● DO THIS: Work out how many lines hold "dnia". Give the number and nothing else.

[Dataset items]
* * *

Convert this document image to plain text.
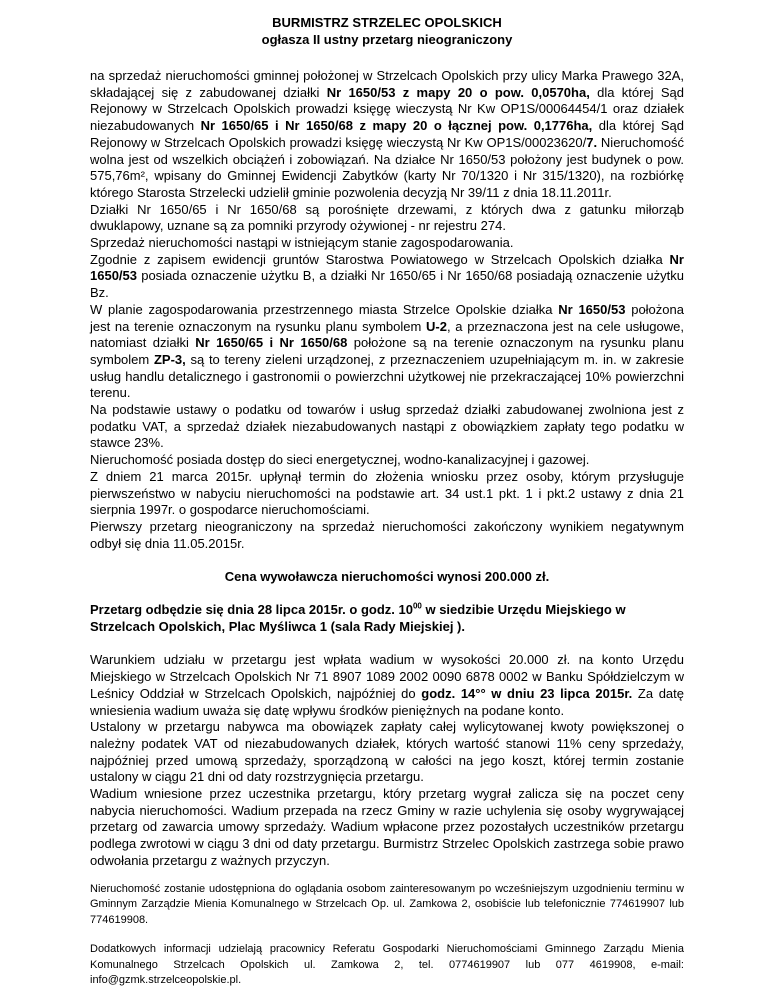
BURMISTRZ STRZELEC OPOLSKICH
ogłasza II ustny przetarg nieograniczony

na sprzedaż nieruchomości gminnej położonej w Strzelcach Opolskich przy ulicy Marka Prawego 32A, składającej się z zabudowanej działki Nr 1650/53 z mapy 20 o pow. 0,0570ha, dla której Sąd Rejonowy w Strzelcach Opolskich prowadzi księgę wieczystą Nr Kw OP1S/00064454/1 oraz działek niezabudowanych Nr 1650/65 i Nr 1650/68 z mapy 20 o łącznej pow. 0,1776ha, dla której Sąd Rejonowy w Strzelcach Opolskich prowadzi księgę wieczystą Nr Kw OP1S/00023620/7. Nieruchomość wolna jest od wszelkich obciążeń i zobowiązań. Na działce Nr 1650/53 położony jest budynek o pow. 575,76m², wpisany do Gminnej Ewidencji Zabytków (karty Nr 70/1320 i Nr 315/1320), na rozbiórkę którego Starosta Strzelecki udzielił gminie pozwolenia decyzją Nr 39/11 z dnia 18.11.2011r.

Działki Nr 1650/65 i Nr 1650/68 są porośnięte drzewami, z których dwa z gatunku miłorząb dwuklapowy, uznane są za pomniki przyrody ożywionej - nr rejestru 274.

Sprzedaż nieruchomości nastąpi w istniejącym stanie zagospodarowania.

Zgodnie z zapisem ewidencji gruntów Starostwa Powiatowego w Strzelcach Opolskich działka Nr 1650/53 posiada oznaczenie użytku B, a działki Nr 1650/65 i Nr 1650/68 posiadają oznaczenie użytku Bz.

W planie zagospodarowania przestrzennego miasta Strzelce Opolskie działka Nr 1650/53 położona jest na terenie oznaczonym na rysunku planu symbolem U-2, a przeznaczona jest na cele usługowe, natomiast działki Nr 1650/65 i Nr 1650/68 położone są na terenie oznaczonym na rysunku planu symbolem ZP-3, są to tereny zieleni urządzonej, z przeznaczeniem uzupełniającym m. in. w zakresie usług handlu detalicznego i gastronomii o powierzchni użytkowej nie przekraczającej 10% powierzchni terenu.

Na podstawie ustawy o podatku od towarów i usług sprzedaż działki zabudowanej zwolniona jest z podatku VAT, a sprzedaż działek niezabudowanych nastąpi z obowiązkiem zapłaty tego podatku w stawce 23%.

Nieruchomość posiada dostęp do sieci energetycznej, wodno-kanalizacyjnej i gazowej.

Z dniem 21 marca 2015r. upłynął termin do złożenia wniosku przez osoby, którym przysługuje pierwszeństwo w nabyciu nieruchomości na podstawie art. 34 ust.1 pkt. 1 i pkt.2 ustawy z dnia 21 sierpnia 1997r. o gospodarce nieruchomościami.

Pierwszy przetarg nieograniczony na sprzedaż nieruchomości zakończony wynikiem negatywnym odbył się dnia 11.05.2015r.

Cena wywoławcza nieruchomości wynosi 200.000 zł.
Przetarg odbędzie się dnia 28 lipca 2015r. o godz. $10^{00}$ w siedzibie Urzędu Miejskiego w Strzelcach Opolskich, Plac Myśliwca 1 (sala Rady Miejskiej ).

Warunkiem udziału w przetargu jest wpłata wadium w wysokości 20.000 zł. na konto Urzędu Miejskiego w Strzelcach Opolskich Nr 71 8907 1089 2002 0090 6878 0002 w Banku Spółdzielczym w Leśnicy Oddział w Strzelcach Opolskich, najpóźniej do godz. 14°° w dniu 23 lipca 2015r. Za datę wniesienia wadium uważa się datę wpływu środków pieniężnych na podane konto.

Ustalony w przetargu nabywca ma obowiązek zapłaty całej wylicytowanej kwoty powiększonej o należny podatek VAT od niezabudowanych działek, których wartość stanowi 11% ceny sprzedaży, najpóźniej przed umową sprzedaży, sporządzoną w całości na jego koszt, której termin zostanie ustalony w ciągu 21 dni od daty rozstrzygnięcia przetargu.

Wadium wniesione przez uczestnika przetargu, który przetarg wygrał zalicza się na poczet ceny nabycia nieruchomości. Wadium przepada na rzecz Gminy w razie uchylenia się osoby wygrywającej przetarg od zawarcia umowy sprzedaży. Wadium wpłacone przez pozostałych uczestników przetargu podlega zwrotowi w ciągu 3 dni od daty przetargu. Burmistrz Strzelec Opolskich zastrzega sobie prawo odwołania przetargu z ważnych przyczyn.

Nieruchomość zostanie udostępniona do oglądania osobom zainteresowanym po wcześniejszym uzgodnieniu terminu w Gminnym Zarządzie Mienia Komunalnego w Strzelcach Op. ul. Zamkowa 2, osobiście lub telefonicznie 774619907 lub 774619908.

Dodatkowych informacji udzielają pracownicy Referatu Gospodarki Nieruchomościami Gminnego Zarządu Mienia Komunalnego Strzelcach Opolskich ul. Zamkowa 2, tel. 0774619907 lub 077 4619908, e-mail: info@gzmk.strzelceopolskie.pl.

* * *

● WRITTEN SOLUTION: 4